The exercise
Quote every line as given.

[Stored data]
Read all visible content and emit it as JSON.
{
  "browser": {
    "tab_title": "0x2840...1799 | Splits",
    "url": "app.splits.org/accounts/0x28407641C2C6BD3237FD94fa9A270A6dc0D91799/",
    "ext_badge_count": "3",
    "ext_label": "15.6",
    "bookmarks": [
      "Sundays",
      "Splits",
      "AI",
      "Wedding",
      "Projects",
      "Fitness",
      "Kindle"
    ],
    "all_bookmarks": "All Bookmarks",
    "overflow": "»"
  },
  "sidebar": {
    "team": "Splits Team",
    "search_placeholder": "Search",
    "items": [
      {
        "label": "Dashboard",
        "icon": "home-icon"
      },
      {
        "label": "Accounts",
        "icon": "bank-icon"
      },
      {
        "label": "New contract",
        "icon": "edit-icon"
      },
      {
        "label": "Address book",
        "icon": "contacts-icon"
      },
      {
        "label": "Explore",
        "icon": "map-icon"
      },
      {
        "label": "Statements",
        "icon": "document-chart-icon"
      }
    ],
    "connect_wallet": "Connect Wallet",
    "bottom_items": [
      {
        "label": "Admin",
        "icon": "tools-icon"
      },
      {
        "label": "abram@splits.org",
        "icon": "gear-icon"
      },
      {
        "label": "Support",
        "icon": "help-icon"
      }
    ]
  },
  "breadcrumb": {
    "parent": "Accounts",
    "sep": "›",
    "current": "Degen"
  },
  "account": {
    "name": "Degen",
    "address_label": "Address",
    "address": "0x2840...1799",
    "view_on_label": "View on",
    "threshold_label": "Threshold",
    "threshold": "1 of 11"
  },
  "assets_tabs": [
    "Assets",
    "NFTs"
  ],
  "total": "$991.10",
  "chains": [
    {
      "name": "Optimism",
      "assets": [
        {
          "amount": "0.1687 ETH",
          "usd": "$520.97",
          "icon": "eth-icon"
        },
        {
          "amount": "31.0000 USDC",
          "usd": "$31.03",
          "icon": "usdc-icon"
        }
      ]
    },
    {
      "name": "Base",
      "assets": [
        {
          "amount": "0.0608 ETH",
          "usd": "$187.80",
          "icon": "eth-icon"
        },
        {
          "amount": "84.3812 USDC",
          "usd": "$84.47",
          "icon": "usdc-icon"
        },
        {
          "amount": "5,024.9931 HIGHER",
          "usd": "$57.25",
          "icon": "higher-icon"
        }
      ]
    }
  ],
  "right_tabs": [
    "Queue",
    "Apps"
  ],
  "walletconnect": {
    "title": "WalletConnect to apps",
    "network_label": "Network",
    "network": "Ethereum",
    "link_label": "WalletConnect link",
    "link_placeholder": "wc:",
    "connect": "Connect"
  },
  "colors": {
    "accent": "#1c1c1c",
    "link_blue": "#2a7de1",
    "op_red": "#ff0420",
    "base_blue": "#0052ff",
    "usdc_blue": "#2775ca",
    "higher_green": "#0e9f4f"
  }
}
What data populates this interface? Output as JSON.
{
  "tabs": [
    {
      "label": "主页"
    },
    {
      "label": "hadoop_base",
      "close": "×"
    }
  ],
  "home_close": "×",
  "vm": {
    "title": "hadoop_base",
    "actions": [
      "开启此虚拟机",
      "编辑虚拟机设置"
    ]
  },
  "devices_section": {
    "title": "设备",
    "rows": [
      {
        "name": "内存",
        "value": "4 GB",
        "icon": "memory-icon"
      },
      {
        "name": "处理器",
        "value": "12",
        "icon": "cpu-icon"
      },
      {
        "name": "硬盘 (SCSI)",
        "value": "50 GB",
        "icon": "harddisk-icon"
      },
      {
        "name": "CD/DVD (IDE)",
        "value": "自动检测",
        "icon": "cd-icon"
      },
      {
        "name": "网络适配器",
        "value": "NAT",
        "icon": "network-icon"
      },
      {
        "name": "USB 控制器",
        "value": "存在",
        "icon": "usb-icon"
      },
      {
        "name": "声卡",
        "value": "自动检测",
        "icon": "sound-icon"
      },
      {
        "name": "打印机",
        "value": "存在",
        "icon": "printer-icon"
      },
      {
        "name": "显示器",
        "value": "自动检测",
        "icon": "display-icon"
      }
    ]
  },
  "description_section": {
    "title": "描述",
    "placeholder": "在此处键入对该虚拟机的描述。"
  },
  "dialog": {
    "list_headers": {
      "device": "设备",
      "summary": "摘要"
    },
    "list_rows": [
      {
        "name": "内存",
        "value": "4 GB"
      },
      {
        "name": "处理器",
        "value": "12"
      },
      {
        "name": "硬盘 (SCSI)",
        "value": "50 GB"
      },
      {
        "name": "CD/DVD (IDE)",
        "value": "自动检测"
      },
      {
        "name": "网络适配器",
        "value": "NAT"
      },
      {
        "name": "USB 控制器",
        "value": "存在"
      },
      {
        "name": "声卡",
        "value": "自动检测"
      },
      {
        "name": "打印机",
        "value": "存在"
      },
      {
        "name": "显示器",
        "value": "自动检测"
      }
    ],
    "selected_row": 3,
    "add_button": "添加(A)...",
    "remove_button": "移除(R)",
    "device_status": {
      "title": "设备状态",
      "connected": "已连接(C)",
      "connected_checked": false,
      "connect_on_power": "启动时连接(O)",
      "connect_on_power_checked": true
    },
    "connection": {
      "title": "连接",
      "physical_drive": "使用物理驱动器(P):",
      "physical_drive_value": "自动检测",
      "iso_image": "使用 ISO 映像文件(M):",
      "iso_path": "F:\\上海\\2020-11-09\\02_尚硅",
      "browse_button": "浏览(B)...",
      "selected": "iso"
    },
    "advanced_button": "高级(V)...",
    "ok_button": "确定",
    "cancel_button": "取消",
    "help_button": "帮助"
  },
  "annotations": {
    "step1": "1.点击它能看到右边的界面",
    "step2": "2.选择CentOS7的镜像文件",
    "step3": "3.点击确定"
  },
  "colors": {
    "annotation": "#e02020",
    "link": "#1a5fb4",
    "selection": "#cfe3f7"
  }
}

Answer for this exercise
Read all visible content and emit it as JSON.
{
  "browser": {
    "tab_title": "0x2840...1799 | Splits",
    "url": "app.splits.org/accounts/0x28407641C2C6BD3237FD94fa9A270A6dc0D91799/",
    "ext_badge_count": "3",
    "ext_label": "15.6",
    "bookmarks": [
      "Sundays",
      "Splits",
      "AI",
      "Wedding",
      "Projects",
      "Fitness",
      "Kindle"
    ],
    "all_bookmarks": "All Bookmarks",
    "overflow": "»"
  },
  "sidebar": {
    "team": "Splits Team",
    "search_placeholder": "Search",
    "items": [
      {
        "label": "Dashboard",
        "icon": "home-icon"
      },
      {
        "label": "Accounts",
        "icon": "bank-icon"
      },
      {
        "label": "New contract",
        "icon": "edit-icon"
      },
      {
        "label": "Address book",
        "icon": "contacts-icon"
      },
      {
        "label": "Explore",
        "icon": "map-icon"
      },
      {
        "label": "Statements",
        "icon": "document-chart-icon"
      }
    ],
    "connect_wallet": "Connect Wallet",
    "bottom_items": [
      {
        "label": "Admin",
        "icon": "tools-icon"
      },
      {
        "label": "abram@splits.org",
        "icon": "gear-icon"
      },
      {
        "label": "Support",
        "icon": "help-icon"
      }
    ]
  },
  "breadcrumb": {
    "parent": "Accounts",
    "sep": "›",
    "current": "Degen"
  },
  "account": {
    "name": "Degen",
    "address_label": "Address",
    "address": "0x2840...1799",
    "view_on_label": "View on",
    "threshold_label": "Threshold",
    "threshold": "1 of 11"
  },
  "assets_tabs": [
    "Assets",
    "NFTs"
  ],
  "total": "$991.10",
  "chains": [
    {
      "name": "Optimism",
      "assets": [
        {
          "amount": "0.1687 ETH",
          "usd": "$520.97",
          "icon": "eth-icon"
        },
        {
          "amount": "31.0000 USDC",
          "usd": "$31.03",
          "icon": "usdc-icon"
        }
      ]
    },
    {
      "name": "Base",
      "assets": [
        {
          "amount": "0.0608 ETH",
          "usd": "$187.80",
          "icon": "eth-icon"
        },
        {
          "amount": "84.3812 USDC",
          "usd": "$84.47",
          "icon": "usdc-icon"
        },
        {
          "amount": "5,024.9931 HIGHER",
          "usd": "$57.25",
          "icon": "higher-icon"
        }
      ]
    }
  ],
  "right_tabs": [
    "Queue",
    "Apps"
  ],
  "walletconnect": {
    "title": "WalletConnect to apps",
    "network_label": "Network",
    "network": "Ethereum",
    "link_label": "WalletConnect link",
    "link_placeholder": "wc:",
    "connect": "Connect"
  },
  "colors": {
    "accent": "#1c1c1c",
    "link_blue": "#2a7de1",
    "op_red": "#ff0420",
    "base_blue": "#0052ff",
    "usdc_blue": "#2775ca",
    "higher_green": "#0e9f4f"
  }
}
What data populates this interface? Output as JSON.
{
  "tabs": [
    {
      "label": "主页"
    },
    {
      "label": "hadoop_base",
      "close": "×"
    }
  ],
  "home_close": "×",
  "vm": {
    "title": "hadoop_base",
    "actions": [
      "开启此虚拟机",
      "编辑虚拟机设置"
    ]
  },
  "devices_section": {
    "title": "设备",
    "rows": [
      {
        "name": "内存",
        "value": "4 GB",
        "icon": "memory-icon"
      },
      {
        "name": "处理器",
        "value": "12",
        "icon": "cpu-icon"
      },
      {
        "name": "硬盘 (SCSI)",
        "value": "50 GB",
        "icon": "harddisk-icon"
      },
      {
        "name": "CD/DVD (IDE)",
        "value": "自动检测",
        "icon": "cd-icon"
      },
      {
        "name": "网络适配器",
        "value": "NAT",
        "icon": "network-icon"
      },
      {
        "name": "USB 控制器",
        "value": "存在",
        "icon": "usb-icon"
      },
      {
        "name": "声卡",
        "value": "自动检测",
        "icon": "sound-icon"
      },
      {
        "name": "打印机",
        "value": "存在",
        "icon": "printer-icon"
      },
      {
        "name": "显示器",
        "value": "自动检测",
        "icon": "display-icon"
      }
    ]
  },
  "description_section": {
    "title": "描述",
    "placeholder": "在此处键入对该虚拟机的描述。"
  },
  "dialog": {
    "list_headers": {
      "device": "设备",
      "summary": "摘要"
    },
    "list_rows": [
      {
        "name": "内存",
        "value": "4 GB"
      },
      {
        "name": "处理器",
        "value": "12"
      },
      {
        "name": "硬盘 (SCSI)",
        "value": "50 GB"
      },
      {
        "name": "CD/DVD (IDE)",
        "value": "自动检测"
      },
      {
        "name": "网络适配器",
        "value": "NAT"
      },
      {
        "name": "USB 控制器",
        "value": "存在"
      },
      {
        "name": "声卡",
        "value": "自动检测"
      },
      {
        "name": "打印机",
        "value": "存在"
      },
      {
        "name": "显示器",
        "value": "自动检测"
      }
    ],
    "selected_row": 3,
    "add_button": "添加(A)...",
    "remove_button": "移除(R)",
    "device_status": {
      "title": "设备状态",
      "connected": "已连接(C)",
      "connected_checked": false,
      "connect_on_power": "启动时连接(O)",
      "connect_on_power_checked": true
    },
    "connection": {
      "title": "连接",
      "physical_drive": "使用物理驱动器(P):",
      "physical_drive_value": "自动检测",
      "iso_image": "使用 ISO 映像文件(M):",
      "iso_path": "F:\\上海\\2020-11-09\\02_尚硅",
      "browse_button": "浏览(B)...",
      "selected": "iso"
    },
    "advanced_button": "高级(V)...",
    "ok_button": "确定",
    "cancel_button": "取消",
    "help_button": "帮助"
  },
  "annotations": {
    "step1": "1.点击它能看到右边的界面",
    "step2": "2.选择CentOS7的镜像文件",
    "step3": "3.点击确定"
  },
  "colors": {
    "annotation": "#e02020",
    "link": "#1a5fb4",
    "selection": "#cfe3f7"
  }
}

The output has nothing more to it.